§ Problem to work on
Repeat the entries that follow verbatim, without any of their pictures.
* begin Given information *
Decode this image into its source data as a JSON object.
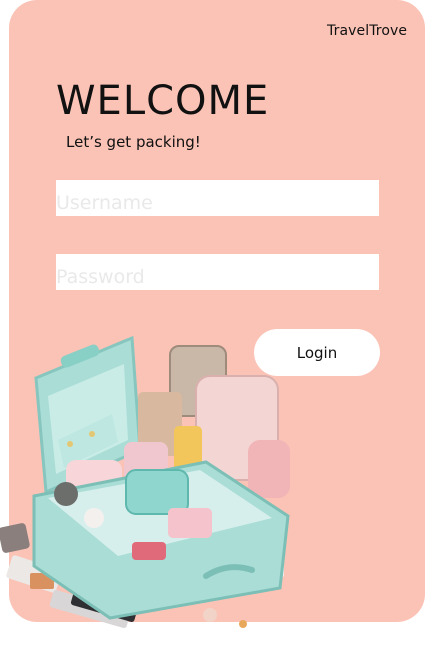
{
  "brand": "TravelTrove",
  "heading": "WELCOME",
  "tagline": "Let’s get packing!",
  "form": {
    "username_placeholder": "Username",
    "password_placeholder": "Password",
    "login_label": "Login"
  },
  "colors": {
    "background": "#fbc3b6",
    "field": "#ffffff",
    "button": "#ffffff",
    "suitcase": "#a9ddd6"
  },
  "illustration": "open-suitcase-illustration"
}
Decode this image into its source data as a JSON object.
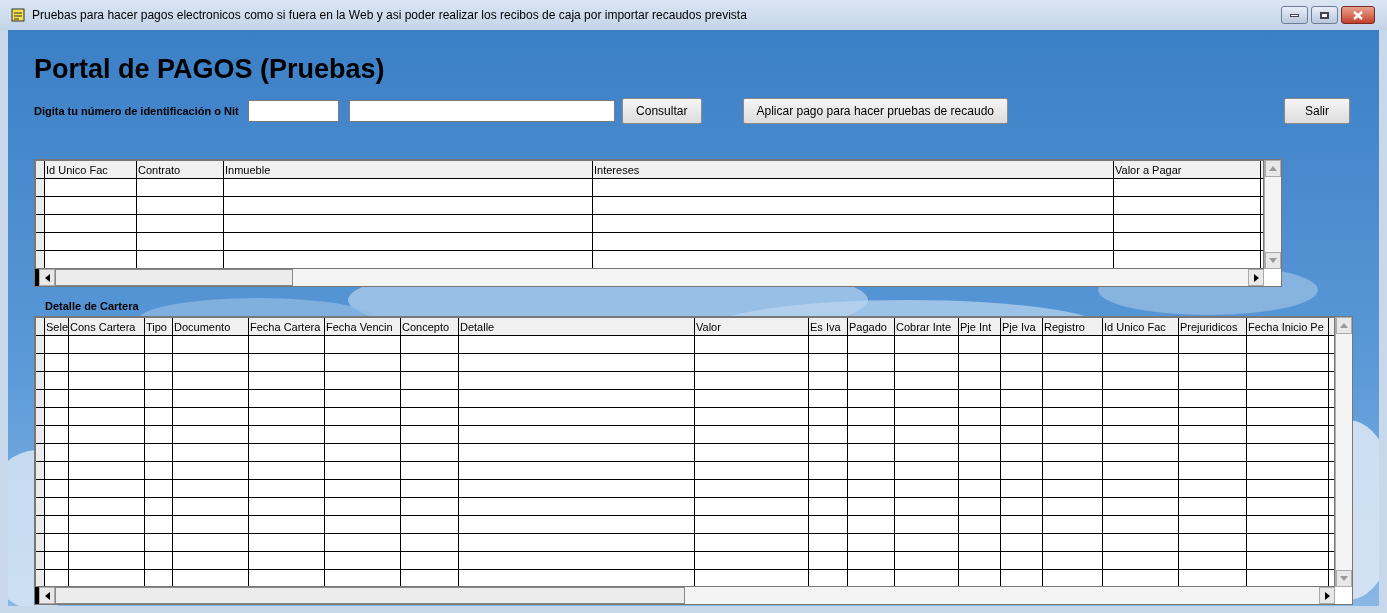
{
  "window": {
    "title": "Pruebas para hacer pagos electronicos como si fuera en la Web y asi poder realizar los recibos de caja por importar recaudos prevista",
    "controls": [
      {
        "kind": "minimize"
      },
      {
        "kind": "maximize"
      },
      {
        "kind": "close"
      }
    ]
  },
  "heading": "Portal de PAGOS (Pruebas)",
  "search": {
    "label": "Digita tu número de identificación o Nit",
    "buttons": [
      "Consultar",
      "Aplicar pago para hacer pruebas de recaudo",
      "Salir"
    ]
  },
  "invoices_table": {
    "columns": [
      "Id Unico Fac",
      "Contrato",
      "Inmueble",
      "Intereses",
      "Valor a Pagar"
    ]
  },
  "detail_title": "Detalle de Cartera",
  "detail_table": {
    "columns": [
      "Sele",
      "Cons Cartera",
      "Tipo",
      "Documento",
      "Fecha Cartera",
      "Fecha Vencin",
      "Concepto",
      "Detalle",
      "Valor",
      "Es Iva",
      "Pagado",
      "Cobrar Inte",
      "Pje Int",
      "Pje Iva",
      "Registro",
      "Id Unico Fac",
      "Prejuridicos",
      "Fecha Inicio Pe"
    ]
  }
}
* end Given information *
§ Written answer
Decode this image into its source data as a JSON object.
{
  "brand": "TravelTrove",
  "heading": "WELCOME",
  "tagline": "Let’s get packing!",
  "form": {
    "username_placeholder": "Username",
    "password_placeholder": "Password",
    "login_label": "Login"
  },
  "colors": {
    "background": "#fbc3b6",
    "field": "#ffffff",
    "button": "#ffffff",
    "suitcase": "#a9ddd6"
  },
  "illustration": "open-suitcase-illustration"
}
Decode this image into its source data as a JSON object.
{
  "window": {
    "title": "Pruebas para hacer pagos electronicos como si fuera en la Web y asi poder realizar los recibos de caja por importar recaudos prevista",
    "controls": [
      {
        "kind": "minimize"
      },
      {
        "kind": "maximize"
      },
      {
        "kind": "close"
      }
    ]
  },
  "heading": "Portal de PAGOS (Pruebas)",
  "search": {
    "label": "Digita tu número de identificación o Nit",
    "buttons": [
      "Consultar",
      "Aplicar pago para hacer pruebas de recaudo",
      "Salir"
    ]
  },
  "invoices_table": {
    "columns": [
      "Id Unico Fac",
      "Contrato",
      "Inmueble",
      "Intereses",
      "Valor a Pagar"
    ]
  },
  "detail_title": "Detalle de Cartera",
  "detail_table": {
    "columns": [
      "Sele",
      "Cons Cartera",
      "Tipo",
      "Documento",
      "Fecha Cartera",
      "Fecha Vencin",
      "Concepto",
      "Detalle",
      "Valor",
      "Es Iva",
      "Pagado",
      "Cobrar Inte",
      "Pje Int",
      "Pje Iva",
      "Registro",
      "Id Unico Fac",
      "Prejuridicos",
      "Fecha Inicio Pe"
    ]
  }
}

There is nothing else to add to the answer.